**Dataset items:**
————
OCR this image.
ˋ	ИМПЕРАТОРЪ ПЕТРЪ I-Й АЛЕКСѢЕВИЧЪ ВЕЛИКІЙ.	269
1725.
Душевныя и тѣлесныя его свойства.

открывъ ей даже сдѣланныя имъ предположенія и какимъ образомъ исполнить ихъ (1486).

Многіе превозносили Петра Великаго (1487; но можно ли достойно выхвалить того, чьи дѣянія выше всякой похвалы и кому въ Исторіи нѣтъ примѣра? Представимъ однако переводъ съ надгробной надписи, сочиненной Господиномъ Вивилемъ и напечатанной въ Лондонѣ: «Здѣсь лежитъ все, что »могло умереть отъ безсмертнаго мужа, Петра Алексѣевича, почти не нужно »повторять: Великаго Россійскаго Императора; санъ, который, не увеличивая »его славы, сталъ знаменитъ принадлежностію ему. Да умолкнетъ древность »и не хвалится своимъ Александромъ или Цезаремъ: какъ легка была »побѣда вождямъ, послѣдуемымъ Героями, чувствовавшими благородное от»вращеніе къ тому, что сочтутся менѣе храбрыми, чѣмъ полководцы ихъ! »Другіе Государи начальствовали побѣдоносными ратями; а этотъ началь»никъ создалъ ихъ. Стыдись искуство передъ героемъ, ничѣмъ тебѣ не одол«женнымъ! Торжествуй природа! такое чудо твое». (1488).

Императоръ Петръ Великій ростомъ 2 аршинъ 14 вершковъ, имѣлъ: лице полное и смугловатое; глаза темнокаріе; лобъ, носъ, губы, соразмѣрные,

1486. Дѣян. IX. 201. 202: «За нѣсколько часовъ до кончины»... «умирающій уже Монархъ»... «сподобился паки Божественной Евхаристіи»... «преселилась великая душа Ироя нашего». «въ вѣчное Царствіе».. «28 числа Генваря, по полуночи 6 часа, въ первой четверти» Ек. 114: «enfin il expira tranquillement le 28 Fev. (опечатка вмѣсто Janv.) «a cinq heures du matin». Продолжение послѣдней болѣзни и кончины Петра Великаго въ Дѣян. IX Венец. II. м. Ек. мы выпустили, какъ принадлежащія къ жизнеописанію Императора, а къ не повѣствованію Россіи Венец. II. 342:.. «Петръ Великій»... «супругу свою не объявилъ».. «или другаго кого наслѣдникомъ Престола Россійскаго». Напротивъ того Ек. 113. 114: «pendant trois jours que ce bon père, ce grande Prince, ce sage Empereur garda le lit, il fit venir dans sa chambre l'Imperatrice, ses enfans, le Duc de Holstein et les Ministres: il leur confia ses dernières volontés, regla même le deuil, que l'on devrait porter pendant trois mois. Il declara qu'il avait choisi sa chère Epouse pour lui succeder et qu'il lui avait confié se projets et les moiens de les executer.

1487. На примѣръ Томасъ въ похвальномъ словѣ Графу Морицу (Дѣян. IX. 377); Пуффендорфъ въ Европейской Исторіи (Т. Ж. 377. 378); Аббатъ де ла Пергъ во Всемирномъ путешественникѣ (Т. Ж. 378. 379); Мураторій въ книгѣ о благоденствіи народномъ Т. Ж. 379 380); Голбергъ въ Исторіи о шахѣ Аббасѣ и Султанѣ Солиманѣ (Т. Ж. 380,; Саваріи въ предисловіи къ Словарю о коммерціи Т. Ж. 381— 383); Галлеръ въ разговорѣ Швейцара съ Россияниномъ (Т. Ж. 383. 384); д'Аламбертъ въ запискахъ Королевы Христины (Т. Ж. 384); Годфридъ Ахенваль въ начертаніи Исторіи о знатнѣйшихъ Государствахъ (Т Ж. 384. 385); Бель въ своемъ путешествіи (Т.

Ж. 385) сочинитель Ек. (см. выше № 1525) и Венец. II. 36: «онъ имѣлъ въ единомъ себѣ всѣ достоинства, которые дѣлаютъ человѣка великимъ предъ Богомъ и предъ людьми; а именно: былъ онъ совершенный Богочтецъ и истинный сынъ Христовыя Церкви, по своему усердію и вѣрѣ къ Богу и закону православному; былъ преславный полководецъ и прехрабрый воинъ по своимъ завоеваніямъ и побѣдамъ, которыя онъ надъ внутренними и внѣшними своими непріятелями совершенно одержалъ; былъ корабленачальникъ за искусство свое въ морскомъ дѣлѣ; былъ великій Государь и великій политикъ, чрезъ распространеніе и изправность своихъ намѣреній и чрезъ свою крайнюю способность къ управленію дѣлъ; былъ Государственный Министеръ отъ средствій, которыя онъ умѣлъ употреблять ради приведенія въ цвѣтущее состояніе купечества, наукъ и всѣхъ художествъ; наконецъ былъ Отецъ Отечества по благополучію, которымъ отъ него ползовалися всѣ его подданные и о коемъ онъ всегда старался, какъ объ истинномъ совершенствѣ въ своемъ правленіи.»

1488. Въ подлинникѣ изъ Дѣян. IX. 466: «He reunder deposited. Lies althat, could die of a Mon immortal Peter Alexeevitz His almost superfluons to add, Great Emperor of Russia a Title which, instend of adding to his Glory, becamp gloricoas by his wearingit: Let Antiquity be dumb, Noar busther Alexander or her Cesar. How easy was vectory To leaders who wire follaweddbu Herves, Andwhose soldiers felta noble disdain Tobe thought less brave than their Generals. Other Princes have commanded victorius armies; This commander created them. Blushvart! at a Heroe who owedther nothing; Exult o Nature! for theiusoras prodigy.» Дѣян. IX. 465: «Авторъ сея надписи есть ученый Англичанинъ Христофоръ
————
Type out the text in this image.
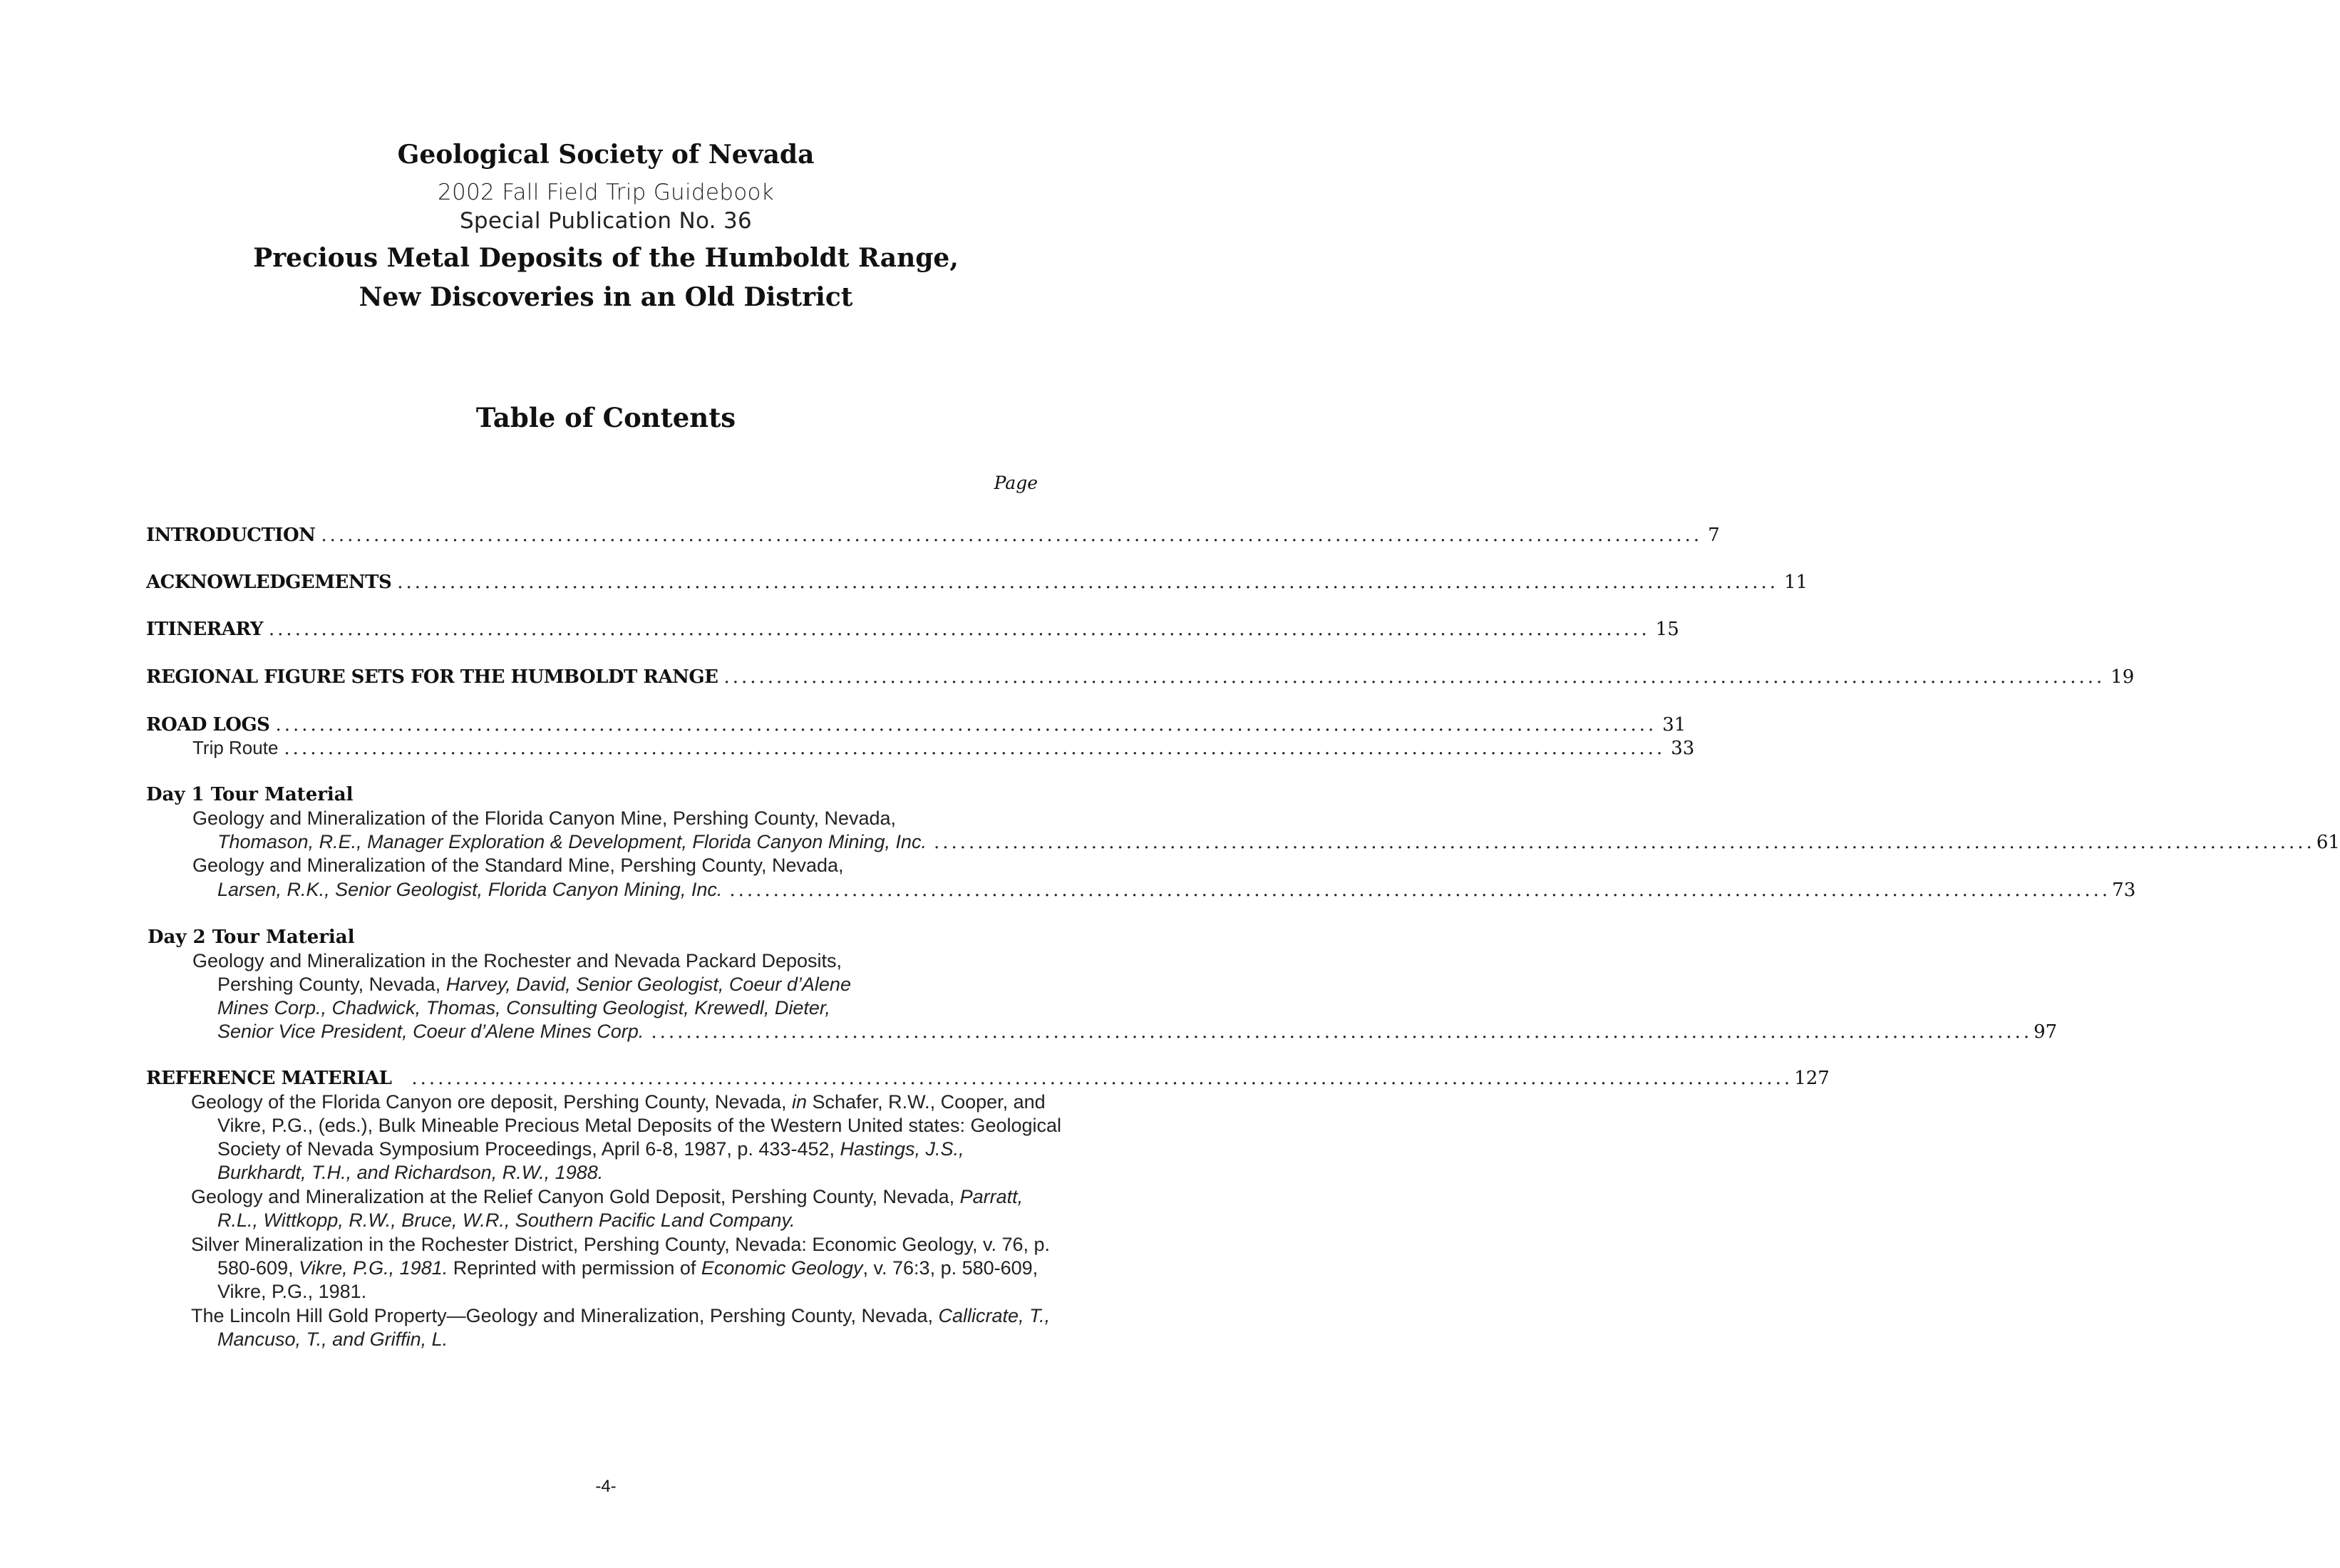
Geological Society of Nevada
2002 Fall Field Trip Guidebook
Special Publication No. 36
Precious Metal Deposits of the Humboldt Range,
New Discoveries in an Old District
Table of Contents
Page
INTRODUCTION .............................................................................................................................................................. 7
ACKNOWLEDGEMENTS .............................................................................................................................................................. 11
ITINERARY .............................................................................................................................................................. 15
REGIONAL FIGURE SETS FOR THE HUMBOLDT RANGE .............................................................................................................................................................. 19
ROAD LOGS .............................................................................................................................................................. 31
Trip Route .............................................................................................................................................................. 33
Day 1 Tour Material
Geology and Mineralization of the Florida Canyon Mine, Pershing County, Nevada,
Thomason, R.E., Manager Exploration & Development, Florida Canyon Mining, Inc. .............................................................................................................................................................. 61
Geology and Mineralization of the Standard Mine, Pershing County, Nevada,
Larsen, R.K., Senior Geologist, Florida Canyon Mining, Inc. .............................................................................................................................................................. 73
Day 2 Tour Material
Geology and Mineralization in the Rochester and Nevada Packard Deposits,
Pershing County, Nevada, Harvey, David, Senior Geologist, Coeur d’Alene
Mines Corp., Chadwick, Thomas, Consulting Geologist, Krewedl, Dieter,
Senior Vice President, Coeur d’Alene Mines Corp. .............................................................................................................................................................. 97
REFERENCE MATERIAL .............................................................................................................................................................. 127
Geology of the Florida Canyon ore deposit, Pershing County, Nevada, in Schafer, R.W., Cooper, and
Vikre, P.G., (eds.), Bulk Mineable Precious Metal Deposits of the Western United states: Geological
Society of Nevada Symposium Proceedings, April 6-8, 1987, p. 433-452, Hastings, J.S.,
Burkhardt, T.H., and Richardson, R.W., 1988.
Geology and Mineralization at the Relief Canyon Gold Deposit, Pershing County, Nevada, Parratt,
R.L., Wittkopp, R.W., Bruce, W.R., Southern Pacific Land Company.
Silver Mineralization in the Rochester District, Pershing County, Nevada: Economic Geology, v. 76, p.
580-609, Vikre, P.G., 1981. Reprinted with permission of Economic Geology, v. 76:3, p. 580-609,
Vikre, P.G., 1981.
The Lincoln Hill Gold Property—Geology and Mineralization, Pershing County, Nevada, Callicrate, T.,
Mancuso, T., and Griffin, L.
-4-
————
**Task prompt:**
Copy every line that contains the string "Economic".

**Result below:**
Silver Mineralization in the Rochester District, Pershing County, Nevada: Economic Geology, v. 76, p.
580-609, Vikre, P.G., 1981. Reprinted with permission of Economic Geology, v. 76:3, p. 580-609,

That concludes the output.